# Aim
Check each line of the records below for the word "人与自然和谐共生的现代化" and copy those where it appears.
** START OF Available records **
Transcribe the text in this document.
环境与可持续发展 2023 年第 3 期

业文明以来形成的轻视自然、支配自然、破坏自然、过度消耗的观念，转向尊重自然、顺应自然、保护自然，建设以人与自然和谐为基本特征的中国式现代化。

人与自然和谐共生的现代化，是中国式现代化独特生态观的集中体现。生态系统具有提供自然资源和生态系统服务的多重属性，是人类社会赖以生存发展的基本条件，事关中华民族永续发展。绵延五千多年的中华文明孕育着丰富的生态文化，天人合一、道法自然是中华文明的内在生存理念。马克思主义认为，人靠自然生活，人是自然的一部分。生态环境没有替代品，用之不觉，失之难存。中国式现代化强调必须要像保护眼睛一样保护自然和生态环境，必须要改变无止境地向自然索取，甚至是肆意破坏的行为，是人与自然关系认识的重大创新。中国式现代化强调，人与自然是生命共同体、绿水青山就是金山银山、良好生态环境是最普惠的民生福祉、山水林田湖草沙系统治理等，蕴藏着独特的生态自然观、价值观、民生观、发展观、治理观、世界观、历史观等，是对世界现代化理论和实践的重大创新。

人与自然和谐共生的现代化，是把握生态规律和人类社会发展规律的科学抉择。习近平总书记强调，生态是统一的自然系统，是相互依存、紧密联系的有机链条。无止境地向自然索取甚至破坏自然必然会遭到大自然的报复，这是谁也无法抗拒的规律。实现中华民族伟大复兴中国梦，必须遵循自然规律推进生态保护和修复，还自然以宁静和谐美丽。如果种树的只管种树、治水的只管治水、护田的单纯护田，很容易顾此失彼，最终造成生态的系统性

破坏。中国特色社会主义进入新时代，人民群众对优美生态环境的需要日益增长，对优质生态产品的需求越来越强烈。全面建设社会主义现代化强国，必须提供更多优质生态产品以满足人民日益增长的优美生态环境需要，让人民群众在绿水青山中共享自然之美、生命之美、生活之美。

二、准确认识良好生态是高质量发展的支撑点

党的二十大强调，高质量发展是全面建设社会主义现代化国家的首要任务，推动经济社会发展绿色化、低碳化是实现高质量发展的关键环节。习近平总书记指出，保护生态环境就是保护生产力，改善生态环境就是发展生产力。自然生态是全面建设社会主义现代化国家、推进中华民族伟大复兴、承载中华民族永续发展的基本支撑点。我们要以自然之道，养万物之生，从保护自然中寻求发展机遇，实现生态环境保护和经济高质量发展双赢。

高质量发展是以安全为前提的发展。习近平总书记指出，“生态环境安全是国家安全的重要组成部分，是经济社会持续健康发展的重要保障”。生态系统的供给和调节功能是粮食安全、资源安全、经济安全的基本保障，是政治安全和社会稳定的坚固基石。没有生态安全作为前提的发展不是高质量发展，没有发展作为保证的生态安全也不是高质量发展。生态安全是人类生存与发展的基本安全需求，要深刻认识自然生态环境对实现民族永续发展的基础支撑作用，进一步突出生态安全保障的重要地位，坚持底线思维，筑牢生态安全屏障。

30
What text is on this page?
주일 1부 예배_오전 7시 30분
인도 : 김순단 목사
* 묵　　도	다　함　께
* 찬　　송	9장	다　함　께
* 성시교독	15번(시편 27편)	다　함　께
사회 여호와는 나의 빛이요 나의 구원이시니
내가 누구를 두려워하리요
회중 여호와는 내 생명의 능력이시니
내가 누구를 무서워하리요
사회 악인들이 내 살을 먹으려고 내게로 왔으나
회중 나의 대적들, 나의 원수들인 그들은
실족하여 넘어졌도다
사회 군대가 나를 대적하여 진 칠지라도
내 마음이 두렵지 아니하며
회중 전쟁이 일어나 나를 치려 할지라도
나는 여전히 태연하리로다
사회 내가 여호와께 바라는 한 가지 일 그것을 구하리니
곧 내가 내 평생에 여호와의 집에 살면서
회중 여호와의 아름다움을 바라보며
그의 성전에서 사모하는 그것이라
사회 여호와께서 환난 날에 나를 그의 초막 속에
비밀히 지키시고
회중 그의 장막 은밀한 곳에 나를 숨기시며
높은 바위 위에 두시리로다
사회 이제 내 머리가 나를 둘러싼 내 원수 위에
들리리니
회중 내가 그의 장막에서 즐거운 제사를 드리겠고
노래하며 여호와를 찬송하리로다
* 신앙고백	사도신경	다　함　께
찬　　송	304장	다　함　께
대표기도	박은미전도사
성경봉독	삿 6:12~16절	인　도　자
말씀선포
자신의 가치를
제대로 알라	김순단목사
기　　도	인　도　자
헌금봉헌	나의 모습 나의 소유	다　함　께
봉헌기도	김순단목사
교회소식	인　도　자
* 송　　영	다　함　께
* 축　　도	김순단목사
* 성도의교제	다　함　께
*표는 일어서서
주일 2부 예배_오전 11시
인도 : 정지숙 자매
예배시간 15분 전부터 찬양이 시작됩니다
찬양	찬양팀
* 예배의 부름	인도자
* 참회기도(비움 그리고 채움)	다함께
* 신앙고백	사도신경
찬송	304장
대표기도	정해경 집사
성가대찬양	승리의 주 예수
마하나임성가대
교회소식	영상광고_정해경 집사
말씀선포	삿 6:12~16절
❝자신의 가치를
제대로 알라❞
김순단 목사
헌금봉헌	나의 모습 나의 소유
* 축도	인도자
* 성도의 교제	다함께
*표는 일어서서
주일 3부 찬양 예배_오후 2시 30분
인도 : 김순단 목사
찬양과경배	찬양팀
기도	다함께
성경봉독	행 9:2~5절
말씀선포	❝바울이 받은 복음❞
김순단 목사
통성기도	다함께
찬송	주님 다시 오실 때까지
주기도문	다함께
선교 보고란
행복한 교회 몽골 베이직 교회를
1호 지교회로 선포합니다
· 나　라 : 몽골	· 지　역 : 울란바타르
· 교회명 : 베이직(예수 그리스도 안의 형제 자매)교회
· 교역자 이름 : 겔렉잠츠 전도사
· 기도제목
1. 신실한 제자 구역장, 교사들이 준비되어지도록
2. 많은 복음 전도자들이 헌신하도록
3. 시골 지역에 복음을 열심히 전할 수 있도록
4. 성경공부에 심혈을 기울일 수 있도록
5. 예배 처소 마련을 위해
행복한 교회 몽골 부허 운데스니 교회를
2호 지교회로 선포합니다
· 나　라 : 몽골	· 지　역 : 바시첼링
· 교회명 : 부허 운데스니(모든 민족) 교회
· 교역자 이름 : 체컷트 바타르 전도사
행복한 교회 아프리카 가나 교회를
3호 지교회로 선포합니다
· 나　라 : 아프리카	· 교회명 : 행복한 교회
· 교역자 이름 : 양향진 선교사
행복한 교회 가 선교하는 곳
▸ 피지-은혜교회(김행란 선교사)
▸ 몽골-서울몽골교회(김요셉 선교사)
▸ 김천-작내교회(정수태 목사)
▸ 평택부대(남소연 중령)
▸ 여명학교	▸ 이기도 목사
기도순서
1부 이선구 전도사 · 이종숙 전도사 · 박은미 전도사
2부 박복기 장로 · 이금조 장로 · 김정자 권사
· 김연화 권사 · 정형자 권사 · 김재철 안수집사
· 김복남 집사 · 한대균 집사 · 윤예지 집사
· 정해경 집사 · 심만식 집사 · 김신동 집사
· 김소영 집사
** END OF Available records **
# Finished answer
人与自然和谐共生的现代化，是中国式现代化独特生态观的集中体现。生态系统具有提供自然资源和生态系统服务的多重属性，是人类社会赖以生存发展的基本条件，事关中华民族永续发展。绵延五千多年的中华文明孕育着丰富的生态文化，天人合一、道法自然是中华文明的内在生存理念。马克思主义认为，人靠自然生活，人是自然的一部分。生态环境没有替代品，用之不觉，失之难存。中国式现代化强调必须要像保护眼睛一样保护自然和生态环境，必须要改变无止境地向自然索取，甚至是肆意破坏的行为，是人与自然关系认识的重大创新。中国式现代化强调，人与自然是生命共同体、绿水青山就是金山银山、良好生态环境是最普惠的民生福祉、山水林田湖草沙系统治理等，蕴藏着独特的生态自然观、价值观、民生观、发展观、治理观、世界观、历史观等，是对世界现代化理论和实践的重大创新。
人与自然和谐共生的现代化，是把握生态规律和人类社会发展规律的科学抉择。习近平总书记强调，生态是统一的自然系统，是相互依存、紧密联系的有机链条。无止境地向自然索取甚至破坏自然必然会遭到大自然的报复，这是谁也无法抗拒的规律。实现中华民族伟大复兴中国梦，必须遵循自然规律推进生态保护和修复，还自然以宁静和谐美丽。如果种树的只管种树、治水的只管治水、护田的单纯护田，很容易顾此失彼，最终造成生态的系统性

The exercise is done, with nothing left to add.